(Work required):
The material below should be written out in full and exactly; pictures stay out of the copy.
— BEGIN Raw data —
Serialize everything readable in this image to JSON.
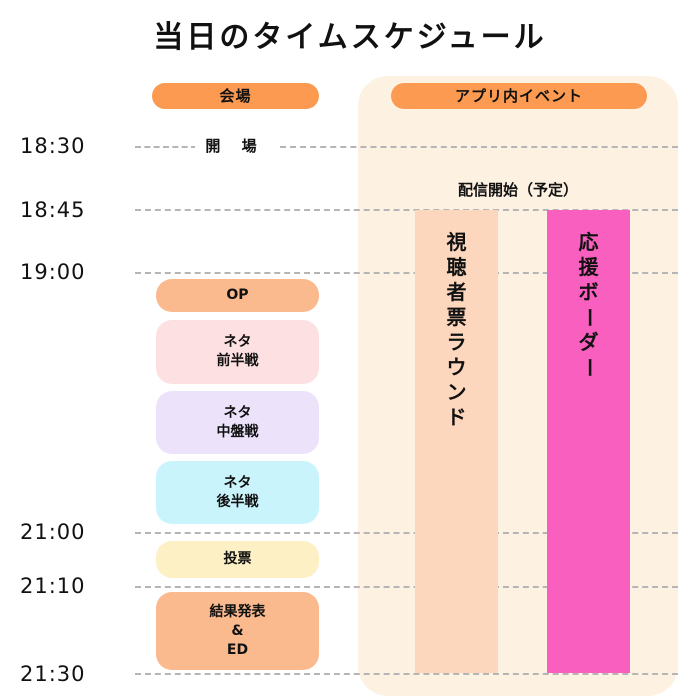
{
  "title": "当日のタイムスケジュール",
  "headers": {
    "venue": "会場",
    "app_events": "アプリ内イベント"
  },
  "times": [
    "18:30",
    "18:45",
    "19:00",
    "21:00",
    "21:10",
    "21:30"
  ],
  "venue_open": "開 場",
  "stream_start": "配信開始（予定）",
  "venue_segments": [
    {
      "line1": "OP",
      "line2": "",
      "line3": "",
      "color": "#fbb98e"
    },
    {
      "line1": "ネタ",
      "line2": "前半戦",
      "line3": "",
      "color": "#fde0e2"
    },
    {
      "line1": "ネタ",
      "line2": "中盤戦",
      "line3": "",
      "color": "#ece3fb"
    },
    {
      "line1": "ネタ",
      "line2": "後半戦",
      "line3": "",
      "color": "#c9f4fb"
    },
    {
      "line1": "投票",
      "line2": "",
      "line3": "",
      "color": "#fdf0c4"
    },
    {
      "line1": "結果発表",
      "line2": "&",
      "line3": "ED",
      "color": "#fbb98e"
    }
  ],
  "app_events": [
    {
      "name": "視聴者票ラウンド",
      "color": "#fdd7bd"
    },
    {
      "name": "応援ボーダー",
      "color": "#f95fbf"
    }
  ],
  "colors": {
    "header_pill": "#fb9a50",
    "event_panel": "#fdf1e2",
    "gridline": "#b5b5b5"
  }
}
— END Raw data —
(Full response):
Serialize everything readable in this image to JSON.
{
  "title": "当日のタイムスケジュール",
  "headers": {
    "venue": "会場",
    "app_events": "アプリ内イベント"
  },
  "times": [
    "18:30",
    "18:45",
    "19:00",
    "21:00",
    "21:10",
    "21:30"
  ],
  "venue_open": "開 場",
  "stream_start": "配信開始（予定）",
  "venue_segments": [
    {
      "line1": "OP",
      "line2": "",
      "line3": "",
      "color": "#fbb98e"
    },
    {
      "line1": "ネタ",
      "line2": "前半戦",
      "line3": "",
      "color": "#fde0e2"
    },
    {
      "line1": "ネタ",
      "line2": "中盤戦",
      "line3": "",
      "color": "#ece3fb"
    },
    {
      "line1": "ネタ",
      "line2": "後半戦",
      "line3": "",
      "color": "#c9f4fb"
    },
    {
      "line1": "投票",
      "line2": "",
      "line3": "",
      "color": "#fdf0c4"
    },
    {
      "line1": "結果発表",
      "line2": "&",
      "line3": "ED",
      "color": "#fbb98e"
    }
  ],
  "app_events": [
    {
      "name": "視聴者票ラウンド",
      "color": "#fdd7bd"
    },
    {
      "name": "応援ボーダー",
      "color": "#f95fbf"
    }
  ],
  "colors": {
    "header_pill": "#fb9a50",
    "event_panel": "#fdf1e2",
    "gridline": "#b5b5b5"
  }
}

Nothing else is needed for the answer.